Extracted data entries:
------------------------------------------------

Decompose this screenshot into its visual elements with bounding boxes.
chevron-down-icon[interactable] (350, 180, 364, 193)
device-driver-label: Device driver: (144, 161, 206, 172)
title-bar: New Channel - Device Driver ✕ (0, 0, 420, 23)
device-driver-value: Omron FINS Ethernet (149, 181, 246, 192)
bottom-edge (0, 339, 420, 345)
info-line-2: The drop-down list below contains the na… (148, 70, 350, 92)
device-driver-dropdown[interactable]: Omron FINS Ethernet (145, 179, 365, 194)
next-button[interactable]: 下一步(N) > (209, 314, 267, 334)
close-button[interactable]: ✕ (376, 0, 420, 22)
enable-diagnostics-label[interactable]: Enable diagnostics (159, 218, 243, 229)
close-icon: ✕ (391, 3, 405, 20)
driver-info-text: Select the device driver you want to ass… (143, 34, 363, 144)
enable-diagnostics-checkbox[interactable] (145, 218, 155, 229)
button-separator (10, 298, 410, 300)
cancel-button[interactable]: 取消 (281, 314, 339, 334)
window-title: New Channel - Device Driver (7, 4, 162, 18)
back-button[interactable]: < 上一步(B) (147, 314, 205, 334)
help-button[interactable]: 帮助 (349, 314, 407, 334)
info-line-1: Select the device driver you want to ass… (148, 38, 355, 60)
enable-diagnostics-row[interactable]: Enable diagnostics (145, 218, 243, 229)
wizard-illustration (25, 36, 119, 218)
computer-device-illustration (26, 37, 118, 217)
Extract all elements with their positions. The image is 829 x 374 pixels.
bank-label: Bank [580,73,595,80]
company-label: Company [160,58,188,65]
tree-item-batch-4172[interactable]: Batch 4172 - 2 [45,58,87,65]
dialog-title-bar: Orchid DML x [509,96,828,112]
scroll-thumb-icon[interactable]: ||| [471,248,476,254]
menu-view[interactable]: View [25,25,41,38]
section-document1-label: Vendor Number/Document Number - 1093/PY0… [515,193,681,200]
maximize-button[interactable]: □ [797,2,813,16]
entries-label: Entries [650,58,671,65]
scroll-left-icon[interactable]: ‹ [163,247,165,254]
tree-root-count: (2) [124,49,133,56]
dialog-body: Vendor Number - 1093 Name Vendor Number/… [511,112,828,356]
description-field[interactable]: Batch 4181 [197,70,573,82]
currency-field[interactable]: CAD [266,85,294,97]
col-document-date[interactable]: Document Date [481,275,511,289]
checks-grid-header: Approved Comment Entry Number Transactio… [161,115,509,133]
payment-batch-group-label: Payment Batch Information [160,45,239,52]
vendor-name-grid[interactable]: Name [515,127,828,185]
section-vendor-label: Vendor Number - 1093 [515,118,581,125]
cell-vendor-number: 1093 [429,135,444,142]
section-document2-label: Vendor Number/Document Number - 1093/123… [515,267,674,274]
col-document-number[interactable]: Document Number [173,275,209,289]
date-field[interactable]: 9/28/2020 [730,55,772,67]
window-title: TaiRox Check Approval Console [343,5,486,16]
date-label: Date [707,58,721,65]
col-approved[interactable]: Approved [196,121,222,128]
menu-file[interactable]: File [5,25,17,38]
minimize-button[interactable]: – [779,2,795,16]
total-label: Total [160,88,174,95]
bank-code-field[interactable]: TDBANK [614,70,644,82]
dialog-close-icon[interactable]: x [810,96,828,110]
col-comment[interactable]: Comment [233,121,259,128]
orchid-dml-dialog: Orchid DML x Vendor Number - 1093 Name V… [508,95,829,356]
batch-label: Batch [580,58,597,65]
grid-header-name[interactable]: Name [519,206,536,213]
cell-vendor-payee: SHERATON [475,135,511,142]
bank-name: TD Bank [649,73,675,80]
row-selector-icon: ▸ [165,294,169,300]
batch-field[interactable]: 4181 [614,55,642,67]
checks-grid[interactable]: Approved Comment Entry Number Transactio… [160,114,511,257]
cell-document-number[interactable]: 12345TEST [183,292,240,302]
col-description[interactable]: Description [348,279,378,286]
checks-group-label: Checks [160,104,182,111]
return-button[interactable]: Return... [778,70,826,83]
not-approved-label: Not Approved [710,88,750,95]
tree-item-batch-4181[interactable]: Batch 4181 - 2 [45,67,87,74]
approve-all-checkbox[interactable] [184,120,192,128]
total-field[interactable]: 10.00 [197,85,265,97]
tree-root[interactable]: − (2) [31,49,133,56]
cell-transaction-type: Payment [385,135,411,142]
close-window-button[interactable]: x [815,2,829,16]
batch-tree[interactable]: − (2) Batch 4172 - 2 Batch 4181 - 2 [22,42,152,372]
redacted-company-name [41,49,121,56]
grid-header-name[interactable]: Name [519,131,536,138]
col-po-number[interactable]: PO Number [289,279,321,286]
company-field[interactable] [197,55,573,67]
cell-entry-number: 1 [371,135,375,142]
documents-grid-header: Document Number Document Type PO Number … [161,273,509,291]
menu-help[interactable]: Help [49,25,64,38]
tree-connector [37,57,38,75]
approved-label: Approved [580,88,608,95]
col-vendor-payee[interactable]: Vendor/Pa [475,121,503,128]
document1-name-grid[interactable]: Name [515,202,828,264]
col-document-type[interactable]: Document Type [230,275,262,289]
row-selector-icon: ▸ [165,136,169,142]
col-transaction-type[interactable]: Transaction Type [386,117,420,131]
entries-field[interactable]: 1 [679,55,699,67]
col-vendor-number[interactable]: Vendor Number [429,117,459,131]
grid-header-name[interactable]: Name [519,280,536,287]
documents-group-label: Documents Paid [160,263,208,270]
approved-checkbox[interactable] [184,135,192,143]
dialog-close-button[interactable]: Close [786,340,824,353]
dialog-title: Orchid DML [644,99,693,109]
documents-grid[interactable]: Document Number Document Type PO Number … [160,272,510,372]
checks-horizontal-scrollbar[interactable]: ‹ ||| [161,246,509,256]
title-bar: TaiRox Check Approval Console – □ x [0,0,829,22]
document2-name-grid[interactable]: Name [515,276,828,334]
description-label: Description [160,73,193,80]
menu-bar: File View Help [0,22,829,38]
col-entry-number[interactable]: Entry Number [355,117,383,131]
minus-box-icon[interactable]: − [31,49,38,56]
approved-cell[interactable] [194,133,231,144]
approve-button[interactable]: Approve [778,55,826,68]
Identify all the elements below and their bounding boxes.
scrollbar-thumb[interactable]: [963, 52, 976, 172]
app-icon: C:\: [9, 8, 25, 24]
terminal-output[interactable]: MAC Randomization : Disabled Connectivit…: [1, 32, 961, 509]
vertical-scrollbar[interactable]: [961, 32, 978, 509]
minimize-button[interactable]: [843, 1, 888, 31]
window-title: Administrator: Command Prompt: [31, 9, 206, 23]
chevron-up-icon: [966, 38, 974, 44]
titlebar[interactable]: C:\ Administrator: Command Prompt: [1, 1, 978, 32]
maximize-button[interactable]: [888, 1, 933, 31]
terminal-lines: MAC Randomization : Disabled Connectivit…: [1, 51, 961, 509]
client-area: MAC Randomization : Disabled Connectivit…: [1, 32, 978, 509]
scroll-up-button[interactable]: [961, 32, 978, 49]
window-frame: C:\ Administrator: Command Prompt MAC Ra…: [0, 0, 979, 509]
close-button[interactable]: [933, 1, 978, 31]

------------------------------------------------

**What is being asked**
Express every line of the records above as a JSON list of strings, one string per line, with blank lines left out.

**Solution to the exercise**
[
  "Decompose this screenshot into its visual elements with bounding boxes.",
  "chevron-down-icon[interactable] (350, 180, 364, 193)",
  "device-driver-label: Device driver: (144, 161, 206, 172)",
  "title-bar: New Channel - Device Driver ✕ (0, 0, 420, 23)",
  "device-driver-value: Omron FINS Ethernet (149, 181, 246, 192)",
  "bottom-edge (0, 339, 420, 345)",
  "info-line-2: The drop-down list below contains the na… (148, 70, 350, 92)",
  "device-driver-dropdown[interactable]: Omron FINS Ethernet (145, 179, 365, 194)",
  "next-button[interactable]: 下一步(N) > (209, 314, 267, 334)",
  "close-button[interactable]: ✕ (376, 0, 420, 22)",
  "enable-diagnostics-label[interactable]: Enable diagnostics (159, 218, 243, 229)",
  "close-icon: ✕ (391, 3, 405, 20)",
  "driver-info-text: Select the device driver you want to ass… (143, 34, 363, 144)",
  "enable-diagnostics-checkbox[interactable] (145, 218, 155, 229)",
  "button-separator (10, 298, 410, 300)",
  "cancel-button[interactable]: 取消 (281, 314, 339, 334)",
  "window-title: New Channel - Device Driver (7, 4, 162, 18)",
  "back-button[interactable]: < 上一步(B) (147, 314, 205, 334)",
  "help-button[interactable]: 帮助 (349, 314, 407, 334)",
  "info-line-1: Select the device driver you want to ass… (148, 38, 355, 60)",
  "enable-diagnostics-row[interactable]: Enable diagnostics (145, 218, 243, 229)",
  "wizard-illustration (25, 36, 119, 218)",
  "computer-device-illustration (26, 37, 118, 217)",
  "Extract all elements with their positions. The image is 829 x 374 pixels.",
  "bank-label: Bank [580,73,595,80]",
  "company-label: Company [160,58,188,65]",
  "tree-item-batch-4172[interactable]: Batch 4172 - 2 [45,58,87,65]",
  "dialog-title-bar: Orchid DML x [509,96,828,112]",
  "scroll-thumb-icon[interactable]: ||| [471,248,476,254]",
  "menu-view[interactable]: View [25,25,41,38]",
  "section-document1-label: Vendor Number/Document Number - 1093/PY0… [515,193,681,200]",
  "maximize-button[interactable]: □ [797,2,813,16]",
  "entries-label: Entries [650,58,671,65]",
  "scroll-left-icon[interactable]: ‹ [163,247,165,254]",
  "tree-root-count: (2) [124,49,133,56]",
  "dialog-body: Vendor Number - 1093 Name Vendor Number/… [511,112,828,356]",
  "description-field[interactable]: Batch 4181 [197,70,573,82]",
  "currency-field[interactable]: CAD [266,85,294,97]",
  "col-document-date[interactable]: Document Date [481,275,511,289]",
  "checks-grid-header: Approved Comment Entry Number Transactio… [161,115,509,133]",
  "payment-batch-group-label: Payment Batch Information [160,45,239,52]",
  "vendor-name-grid[interactable]: Name [515,127,828,185]",
  "section-vendor-label: Vendor Number - 1093 [515,118,581,125]",
  "cell-vendor-number: 1093 [429,135,444,142]",
  "section-document2-label: Vendor Number/Document Number - 1093/123… [515,267,674,274]",
  "col-document-number[interactable]: Document Number [173,275,209,289]",
  "date-field[interactable]: 9/28/2020 [730,55,772,67]",
  "window-title: TaiRox Check Approval Console [343,5,486,16]",
  "date-label: Date [707,58,721,65]",
  "col-approved[interactable]: Approved [196,121,222,128]",
  "menu-file[interactable]: File [5,25,17,38]",
  "minimize-button[interactable]: – [779,2,795,16]",
  "total-label: Total [160,88,174,95]",
  "bank-code-field[interactable]: TDBANK [614,70,644,82]",
  "dialog-close-icon[interactable]: x [810,96,828,110]",
  "col-comment[interactable]: Comment [233,121,259,128]",
  "orchid-dml-dialog: Orchid DML x Vendor Number - 1093 Name V… [508,95,829,356]",
  "batch-label: Batch [580,58,597,65]",
  "grid-header-name[interactable]: Name [519,206,536,213]",
  "cell-vendor-payee: SHERATON [475,135,511,142]",
  "bank-name: TD Bank [649,73,675,80]",
  "row-selector-icon: ▸ [165,294,169,300]",
  "batch-field[interactable]: 4181 [614,55,642,67]",
  "checks-grid[interactable]: Approved Comment Entry Number Transactio… [160,114,511,257]",
  "cell-document-number[interactable]: 12345TEST [183,292,240,302]",
  "col-description[interactable]: Description [348,279,378,286]",
  "checks-group-label: Checks [160,104,182,111]",
  "return-button[interactable]: Return... [778,70,826,83]",
  "not-approved-label: Not Approved [710,88,750,95]",
  "tree-item-batch-4181[interactable]: Batch 4181 - 2 [45,67,87,74]",
  "approve-all-checkbox[interactable] [184,120,192,128]",
  "total-field[interactable]: 10.00 [197,85,265,97]",
  "tree-root[interactable]: − (2) [31,49,133,56]",
  "cell-transaction-type: Payment [385,135,411,142]",
  "close-window-button[interactable]: x [815,2,829,16]",
  "batch-tree[interactable]: − (2) Batch 4172 - 2 Batch 4181 - 2 [22,42,152,372]",
  "redacted-company-name [41,49,121,56]",
  "grid-header-name[interactable]: Name [519,131,536,138]",
  "col-po-number[interactable]: PO Number [289,279,321,286]",
  "company-field[interactable] [197,55,573,67]",
  "cell-entry-number: 1 [371,135,375,142]",
  "documents-grid-header: Document Number Document Type PO Number … [161,273,509,291]",
  "menu-help[interactable]: Help [49,25,64,38]",
  "tree-connector [37,57,38,75]",
  "approved-label: Approved [580,88,608,95]",
  "col-vendor-payee[interactable]: Vendor/Pa [475,121,503,128]",
  "document1-name-grid[interactable]: Name [515,202,828,264]",
  "col-document-type[interactable]: Document Type [230,275,262,289]",
  "row-selector-icon: ▸ [165,136,169,142]",
  "col-transaction-type[interactable]: Transaction Type [386,117,420,131]",
  "entries-field[interactable]: 1 [679,55,699,67]",
  "col-vendor-number[interactable]: Vendor Number [429,117,459,131]",
  "grid-header-name[interactable]: Name [519,280,536,287]",
  "documents-group-label: Documents Paid [160,263,208,270]",
  "approved-checkbox[interactable] [184,135,192,143]",
  "dialog-close-button[interactable]: Close [786,340,824,353]",
  "dialog-title: Orchid DML [644,99,693,109]",
  "documents-grid[interactable]: Document Number Document Type PO Number … [160,272,510,372]",
  "checks-horizontal-scrollbar[interactable]: ‹ ||| [161,246,509,256]",
  "title-bar: TaiRox Check Approval Console – □ x [0,0,829,22]",
  "document2-name-grid[interactable]: Name [515,276,828,334]",
  "description-label: Description [160,73,193,80]",
  "menu-bar: File View Help [0,22,829,38]",
  "col-entry-number[interactable]: Entry Number [355,117,383,131]",
  "minus-box-icon[interactable]: − [31,49,38,56]",
  "approved-cell[interactable] [194,133,231,144]",
  "approve-button[interactable]: Approve [778,55,826,68]",
  "Identify all the elements below and their bounding boxes.",
  "scrollbar-thumb[interactable]: [963, 52, 976, 172]",
  "app-icon: C:\\: [9, 8, 25, 24]",
  "terminal-output[interactable]: MAC Randomization : Disabled Connectivit…: [1, 32, 961, 509]",
  "vertical-scrollbar[interactable]: [961, 32, 978, 509]",
  "minimize-button[interactable]: [843, 1, 888, 31]",
  "window-title: Administrator: Command Prompt: [31, 9, 206, 23]",
  "chevron-up-icon: [966, 38, 974, 44]",
  "titlebar[interactable]: C:\\ Administrator: Command Prompt: [1, 1, 978, 32]",
  "maximize-button[interactable]: [888, 1, 933, 31]",
  "terminal-lines: MAC Randomization : Disabled Connectivit…: [1, 51, 961, 509]",
  "client-area: MAC Randomization : Disabled Connectivit…: [1, 32, 978, 509]",
  "scroll-up-button[interactable]: [961, 32, 978, 49]",
  "window-frame: C:\\ Administrator: Command Prompt MAC Ra…: [0, 0, 979, 509]",
  "close-button[interactable]: [933, 1, 978, 31]"
]